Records

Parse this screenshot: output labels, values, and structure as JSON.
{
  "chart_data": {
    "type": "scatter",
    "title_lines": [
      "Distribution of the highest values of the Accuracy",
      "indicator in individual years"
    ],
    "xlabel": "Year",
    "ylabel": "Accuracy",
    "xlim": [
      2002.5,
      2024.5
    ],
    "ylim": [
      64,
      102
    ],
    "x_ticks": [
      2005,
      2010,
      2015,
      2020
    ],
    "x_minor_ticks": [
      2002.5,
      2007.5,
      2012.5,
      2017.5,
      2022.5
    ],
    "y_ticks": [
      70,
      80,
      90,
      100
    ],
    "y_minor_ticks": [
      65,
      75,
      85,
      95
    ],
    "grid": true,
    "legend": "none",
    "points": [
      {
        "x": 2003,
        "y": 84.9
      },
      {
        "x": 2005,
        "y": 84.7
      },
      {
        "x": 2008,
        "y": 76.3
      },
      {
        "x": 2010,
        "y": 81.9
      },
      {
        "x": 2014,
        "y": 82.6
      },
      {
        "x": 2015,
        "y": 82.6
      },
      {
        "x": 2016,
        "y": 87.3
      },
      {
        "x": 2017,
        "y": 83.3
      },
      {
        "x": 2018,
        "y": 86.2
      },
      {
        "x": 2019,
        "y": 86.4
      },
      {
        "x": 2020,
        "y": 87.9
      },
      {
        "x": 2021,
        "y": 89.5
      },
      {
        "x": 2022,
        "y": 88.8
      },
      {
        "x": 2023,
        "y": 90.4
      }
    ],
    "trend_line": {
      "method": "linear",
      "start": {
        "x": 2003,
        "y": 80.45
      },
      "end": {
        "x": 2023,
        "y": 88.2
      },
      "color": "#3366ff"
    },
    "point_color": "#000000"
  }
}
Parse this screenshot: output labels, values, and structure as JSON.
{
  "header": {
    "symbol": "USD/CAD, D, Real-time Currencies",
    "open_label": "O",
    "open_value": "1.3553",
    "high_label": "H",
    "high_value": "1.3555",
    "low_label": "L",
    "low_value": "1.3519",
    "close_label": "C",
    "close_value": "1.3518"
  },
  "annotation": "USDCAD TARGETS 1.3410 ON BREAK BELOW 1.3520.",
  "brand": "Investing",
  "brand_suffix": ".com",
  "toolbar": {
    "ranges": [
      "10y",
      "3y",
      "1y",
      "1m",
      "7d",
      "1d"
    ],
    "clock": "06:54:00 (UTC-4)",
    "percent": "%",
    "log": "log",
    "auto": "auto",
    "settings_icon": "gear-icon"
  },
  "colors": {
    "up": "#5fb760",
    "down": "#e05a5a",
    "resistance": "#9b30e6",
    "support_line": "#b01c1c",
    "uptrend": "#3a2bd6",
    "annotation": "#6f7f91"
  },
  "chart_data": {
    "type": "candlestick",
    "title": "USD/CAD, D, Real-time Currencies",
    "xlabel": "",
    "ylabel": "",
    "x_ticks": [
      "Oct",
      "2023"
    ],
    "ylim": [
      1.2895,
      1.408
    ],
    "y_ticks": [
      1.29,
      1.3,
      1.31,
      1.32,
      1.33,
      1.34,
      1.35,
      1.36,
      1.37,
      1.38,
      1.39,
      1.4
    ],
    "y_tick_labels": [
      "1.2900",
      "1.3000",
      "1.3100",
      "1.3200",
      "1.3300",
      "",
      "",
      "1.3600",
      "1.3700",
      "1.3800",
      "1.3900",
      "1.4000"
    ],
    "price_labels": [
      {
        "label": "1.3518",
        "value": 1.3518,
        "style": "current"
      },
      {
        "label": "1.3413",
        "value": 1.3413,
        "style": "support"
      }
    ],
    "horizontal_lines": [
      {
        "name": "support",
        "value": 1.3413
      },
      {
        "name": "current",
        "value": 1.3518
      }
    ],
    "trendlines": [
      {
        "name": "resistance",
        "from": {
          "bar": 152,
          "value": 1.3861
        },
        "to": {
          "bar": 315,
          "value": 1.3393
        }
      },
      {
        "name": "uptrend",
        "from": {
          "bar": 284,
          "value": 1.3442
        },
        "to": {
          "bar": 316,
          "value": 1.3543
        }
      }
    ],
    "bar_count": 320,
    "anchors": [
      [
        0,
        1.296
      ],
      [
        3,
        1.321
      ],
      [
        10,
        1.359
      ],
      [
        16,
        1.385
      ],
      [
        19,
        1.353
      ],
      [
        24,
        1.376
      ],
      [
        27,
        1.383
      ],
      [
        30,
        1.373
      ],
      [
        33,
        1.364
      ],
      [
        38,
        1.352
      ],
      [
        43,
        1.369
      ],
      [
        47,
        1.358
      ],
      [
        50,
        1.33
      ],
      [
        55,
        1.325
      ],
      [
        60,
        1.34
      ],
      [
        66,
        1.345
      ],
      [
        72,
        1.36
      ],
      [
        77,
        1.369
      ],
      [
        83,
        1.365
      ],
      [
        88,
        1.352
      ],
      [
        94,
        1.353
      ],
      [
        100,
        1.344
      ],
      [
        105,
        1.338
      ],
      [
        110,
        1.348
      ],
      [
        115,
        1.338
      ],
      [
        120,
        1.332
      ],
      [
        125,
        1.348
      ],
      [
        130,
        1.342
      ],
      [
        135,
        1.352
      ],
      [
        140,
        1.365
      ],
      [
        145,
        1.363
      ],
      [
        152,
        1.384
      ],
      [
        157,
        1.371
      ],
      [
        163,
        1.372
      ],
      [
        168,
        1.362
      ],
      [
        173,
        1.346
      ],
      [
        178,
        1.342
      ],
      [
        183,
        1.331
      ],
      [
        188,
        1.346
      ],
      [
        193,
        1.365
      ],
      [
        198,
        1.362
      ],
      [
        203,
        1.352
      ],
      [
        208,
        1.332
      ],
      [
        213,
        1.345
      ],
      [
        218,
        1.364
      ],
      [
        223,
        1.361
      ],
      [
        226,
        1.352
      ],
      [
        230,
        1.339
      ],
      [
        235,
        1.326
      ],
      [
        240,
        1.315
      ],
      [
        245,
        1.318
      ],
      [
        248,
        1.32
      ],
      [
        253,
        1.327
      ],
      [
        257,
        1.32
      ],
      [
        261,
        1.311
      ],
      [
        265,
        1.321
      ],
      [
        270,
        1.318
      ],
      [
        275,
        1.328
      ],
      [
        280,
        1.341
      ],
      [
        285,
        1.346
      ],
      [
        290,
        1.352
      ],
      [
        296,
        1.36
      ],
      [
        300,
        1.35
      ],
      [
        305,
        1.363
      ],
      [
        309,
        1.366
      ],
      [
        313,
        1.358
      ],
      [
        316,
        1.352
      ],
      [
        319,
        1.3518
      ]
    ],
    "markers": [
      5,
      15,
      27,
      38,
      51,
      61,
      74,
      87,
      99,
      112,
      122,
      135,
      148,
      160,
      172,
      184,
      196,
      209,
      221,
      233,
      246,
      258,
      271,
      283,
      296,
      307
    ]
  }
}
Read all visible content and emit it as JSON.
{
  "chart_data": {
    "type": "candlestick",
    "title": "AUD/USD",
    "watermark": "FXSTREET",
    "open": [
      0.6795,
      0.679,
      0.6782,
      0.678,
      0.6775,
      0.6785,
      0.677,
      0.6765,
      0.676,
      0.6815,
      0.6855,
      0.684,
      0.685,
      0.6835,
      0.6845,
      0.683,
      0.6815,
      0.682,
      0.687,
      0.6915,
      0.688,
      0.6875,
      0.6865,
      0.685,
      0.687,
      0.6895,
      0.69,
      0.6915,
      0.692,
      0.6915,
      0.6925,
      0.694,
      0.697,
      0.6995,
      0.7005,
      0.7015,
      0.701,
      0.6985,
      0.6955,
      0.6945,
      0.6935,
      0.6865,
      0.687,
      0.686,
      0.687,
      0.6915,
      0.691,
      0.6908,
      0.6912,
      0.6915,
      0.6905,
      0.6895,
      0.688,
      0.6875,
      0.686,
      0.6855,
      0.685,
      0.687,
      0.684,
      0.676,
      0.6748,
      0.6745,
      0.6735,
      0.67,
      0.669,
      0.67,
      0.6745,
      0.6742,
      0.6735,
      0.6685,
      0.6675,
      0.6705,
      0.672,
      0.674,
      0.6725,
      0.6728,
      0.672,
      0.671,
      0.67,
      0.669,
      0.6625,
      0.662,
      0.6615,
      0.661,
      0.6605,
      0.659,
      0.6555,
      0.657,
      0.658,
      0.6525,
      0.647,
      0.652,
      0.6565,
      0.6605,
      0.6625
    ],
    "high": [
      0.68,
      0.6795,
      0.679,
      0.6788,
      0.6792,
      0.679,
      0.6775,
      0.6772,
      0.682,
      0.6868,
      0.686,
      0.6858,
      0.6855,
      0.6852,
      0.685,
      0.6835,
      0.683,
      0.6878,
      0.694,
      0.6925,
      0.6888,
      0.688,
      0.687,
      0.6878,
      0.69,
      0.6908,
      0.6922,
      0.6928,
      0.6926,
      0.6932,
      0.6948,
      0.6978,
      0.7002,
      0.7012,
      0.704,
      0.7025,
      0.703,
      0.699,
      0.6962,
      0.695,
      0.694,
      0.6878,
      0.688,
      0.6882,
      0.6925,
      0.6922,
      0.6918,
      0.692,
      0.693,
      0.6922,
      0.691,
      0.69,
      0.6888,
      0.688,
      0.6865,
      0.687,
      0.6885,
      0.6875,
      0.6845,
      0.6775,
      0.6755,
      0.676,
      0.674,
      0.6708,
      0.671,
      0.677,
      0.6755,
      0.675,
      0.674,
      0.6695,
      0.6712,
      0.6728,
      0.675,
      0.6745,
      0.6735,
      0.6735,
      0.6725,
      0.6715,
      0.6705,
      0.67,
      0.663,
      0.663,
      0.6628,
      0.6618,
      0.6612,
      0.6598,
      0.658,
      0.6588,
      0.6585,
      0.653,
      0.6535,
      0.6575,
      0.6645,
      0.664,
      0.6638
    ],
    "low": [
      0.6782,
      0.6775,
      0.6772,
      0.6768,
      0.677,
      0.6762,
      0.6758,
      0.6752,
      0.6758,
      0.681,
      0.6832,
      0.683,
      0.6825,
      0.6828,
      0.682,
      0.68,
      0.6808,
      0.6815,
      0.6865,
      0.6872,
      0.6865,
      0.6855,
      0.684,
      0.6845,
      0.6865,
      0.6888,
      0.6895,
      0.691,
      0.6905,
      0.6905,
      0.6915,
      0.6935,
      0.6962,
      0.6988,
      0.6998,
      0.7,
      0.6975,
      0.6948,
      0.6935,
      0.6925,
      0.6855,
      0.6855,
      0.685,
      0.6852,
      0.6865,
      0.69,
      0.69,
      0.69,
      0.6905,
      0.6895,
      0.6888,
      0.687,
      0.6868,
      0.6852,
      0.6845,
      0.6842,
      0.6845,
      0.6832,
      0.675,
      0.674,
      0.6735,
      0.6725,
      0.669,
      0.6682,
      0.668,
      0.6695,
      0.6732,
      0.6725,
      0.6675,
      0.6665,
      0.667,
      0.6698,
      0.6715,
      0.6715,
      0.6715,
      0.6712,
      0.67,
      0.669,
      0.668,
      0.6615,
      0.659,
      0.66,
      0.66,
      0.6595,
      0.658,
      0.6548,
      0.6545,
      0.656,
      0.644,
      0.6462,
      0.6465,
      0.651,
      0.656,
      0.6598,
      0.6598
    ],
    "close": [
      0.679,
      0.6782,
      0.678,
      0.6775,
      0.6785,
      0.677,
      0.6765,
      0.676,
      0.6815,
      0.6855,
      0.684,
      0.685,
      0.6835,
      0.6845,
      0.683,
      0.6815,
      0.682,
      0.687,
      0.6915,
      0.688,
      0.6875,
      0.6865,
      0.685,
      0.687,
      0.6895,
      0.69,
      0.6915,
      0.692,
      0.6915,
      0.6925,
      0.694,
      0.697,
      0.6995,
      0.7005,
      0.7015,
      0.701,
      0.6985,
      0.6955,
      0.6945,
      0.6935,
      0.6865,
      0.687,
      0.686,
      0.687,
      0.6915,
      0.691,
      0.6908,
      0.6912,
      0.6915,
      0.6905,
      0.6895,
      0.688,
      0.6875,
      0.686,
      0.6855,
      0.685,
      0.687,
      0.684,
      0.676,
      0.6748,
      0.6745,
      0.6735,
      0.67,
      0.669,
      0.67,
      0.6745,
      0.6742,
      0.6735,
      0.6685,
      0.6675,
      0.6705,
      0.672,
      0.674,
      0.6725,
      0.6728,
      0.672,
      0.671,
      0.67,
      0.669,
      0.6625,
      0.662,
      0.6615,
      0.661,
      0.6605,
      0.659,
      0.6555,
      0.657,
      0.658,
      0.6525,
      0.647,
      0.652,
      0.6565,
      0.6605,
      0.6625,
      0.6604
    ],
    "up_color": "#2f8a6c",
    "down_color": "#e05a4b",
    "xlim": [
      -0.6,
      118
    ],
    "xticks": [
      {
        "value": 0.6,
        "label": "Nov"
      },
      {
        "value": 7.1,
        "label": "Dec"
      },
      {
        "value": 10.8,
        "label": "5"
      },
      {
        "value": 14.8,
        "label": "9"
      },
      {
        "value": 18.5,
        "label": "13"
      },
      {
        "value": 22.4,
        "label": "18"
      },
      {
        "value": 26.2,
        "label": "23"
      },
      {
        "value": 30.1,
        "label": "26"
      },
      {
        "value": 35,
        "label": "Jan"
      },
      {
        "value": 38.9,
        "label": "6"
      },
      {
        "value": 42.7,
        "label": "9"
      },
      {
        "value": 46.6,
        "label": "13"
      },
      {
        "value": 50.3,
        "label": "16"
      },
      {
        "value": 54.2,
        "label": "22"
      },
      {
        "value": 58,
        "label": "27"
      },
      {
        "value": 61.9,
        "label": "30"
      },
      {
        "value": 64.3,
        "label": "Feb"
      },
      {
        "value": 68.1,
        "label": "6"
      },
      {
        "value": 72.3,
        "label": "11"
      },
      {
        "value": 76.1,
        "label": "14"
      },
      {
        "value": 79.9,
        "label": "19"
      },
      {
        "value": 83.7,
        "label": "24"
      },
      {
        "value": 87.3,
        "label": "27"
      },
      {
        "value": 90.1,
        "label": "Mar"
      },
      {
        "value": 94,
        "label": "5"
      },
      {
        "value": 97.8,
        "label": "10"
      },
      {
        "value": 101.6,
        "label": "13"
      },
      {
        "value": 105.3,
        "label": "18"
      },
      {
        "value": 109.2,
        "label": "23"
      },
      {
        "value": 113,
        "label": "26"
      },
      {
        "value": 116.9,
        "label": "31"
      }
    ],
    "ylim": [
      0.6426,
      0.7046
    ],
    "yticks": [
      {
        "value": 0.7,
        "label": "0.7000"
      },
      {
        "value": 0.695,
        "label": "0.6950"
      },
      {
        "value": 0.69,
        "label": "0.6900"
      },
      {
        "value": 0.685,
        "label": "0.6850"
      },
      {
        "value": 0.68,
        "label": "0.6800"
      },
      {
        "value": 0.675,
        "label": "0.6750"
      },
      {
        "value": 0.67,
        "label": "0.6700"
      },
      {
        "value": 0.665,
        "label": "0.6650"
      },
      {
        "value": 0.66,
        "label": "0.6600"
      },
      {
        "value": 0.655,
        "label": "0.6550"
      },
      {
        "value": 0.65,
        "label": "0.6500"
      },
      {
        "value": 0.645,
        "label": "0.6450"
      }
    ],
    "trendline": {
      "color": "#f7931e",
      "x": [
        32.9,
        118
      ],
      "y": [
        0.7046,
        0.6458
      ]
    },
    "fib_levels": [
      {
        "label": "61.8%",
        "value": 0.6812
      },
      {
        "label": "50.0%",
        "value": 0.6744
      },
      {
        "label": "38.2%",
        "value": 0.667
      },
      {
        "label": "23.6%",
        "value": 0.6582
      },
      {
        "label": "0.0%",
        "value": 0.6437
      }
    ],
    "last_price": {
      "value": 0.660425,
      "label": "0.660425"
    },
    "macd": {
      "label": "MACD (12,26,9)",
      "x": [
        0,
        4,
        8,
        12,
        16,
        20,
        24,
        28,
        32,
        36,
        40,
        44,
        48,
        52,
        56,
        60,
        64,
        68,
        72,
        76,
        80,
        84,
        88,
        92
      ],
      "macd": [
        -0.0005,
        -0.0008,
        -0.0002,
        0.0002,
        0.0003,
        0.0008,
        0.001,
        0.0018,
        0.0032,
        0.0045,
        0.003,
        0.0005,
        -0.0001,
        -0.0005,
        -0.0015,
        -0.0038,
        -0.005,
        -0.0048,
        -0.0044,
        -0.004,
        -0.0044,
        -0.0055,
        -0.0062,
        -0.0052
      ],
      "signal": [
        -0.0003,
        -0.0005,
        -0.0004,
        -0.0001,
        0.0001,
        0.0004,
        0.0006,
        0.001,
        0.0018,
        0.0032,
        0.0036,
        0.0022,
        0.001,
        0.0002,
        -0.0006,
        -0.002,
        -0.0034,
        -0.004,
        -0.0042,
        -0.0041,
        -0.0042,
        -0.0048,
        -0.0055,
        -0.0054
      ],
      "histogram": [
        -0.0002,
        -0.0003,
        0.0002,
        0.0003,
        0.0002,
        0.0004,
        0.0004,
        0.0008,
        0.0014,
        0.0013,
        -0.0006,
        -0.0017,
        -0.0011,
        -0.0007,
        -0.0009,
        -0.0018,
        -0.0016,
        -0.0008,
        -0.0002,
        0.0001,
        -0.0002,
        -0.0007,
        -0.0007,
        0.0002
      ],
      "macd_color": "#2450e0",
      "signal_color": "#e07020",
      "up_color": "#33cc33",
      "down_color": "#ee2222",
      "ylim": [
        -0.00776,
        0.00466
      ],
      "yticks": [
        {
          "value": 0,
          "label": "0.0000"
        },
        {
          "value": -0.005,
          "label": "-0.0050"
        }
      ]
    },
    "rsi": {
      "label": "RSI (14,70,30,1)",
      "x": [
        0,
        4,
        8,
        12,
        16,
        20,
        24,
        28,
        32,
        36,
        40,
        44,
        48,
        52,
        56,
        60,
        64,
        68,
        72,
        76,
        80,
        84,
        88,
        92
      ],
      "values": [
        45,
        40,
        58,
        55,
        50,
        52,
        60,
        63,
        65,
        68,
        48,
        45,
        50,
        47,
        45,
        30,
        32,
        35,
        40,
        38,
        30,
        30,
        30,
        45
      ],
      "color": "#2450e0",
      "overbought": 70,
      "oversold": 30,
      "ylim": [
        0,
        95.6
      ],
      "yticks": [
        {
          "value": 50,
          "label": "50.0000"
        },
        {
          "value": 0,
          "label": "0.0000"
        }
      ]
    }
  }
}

**REQUIREMENT:**
Pick out every line with the string "values" and copy it.

**OUTPUT BELOW:**
Parse this screenshot: output labels, values, and structure as JSON.
      "Distribution of the highest values of the Accuracy",
Parse this screenshot: output labels, values, and structure as JSON.
      "values": [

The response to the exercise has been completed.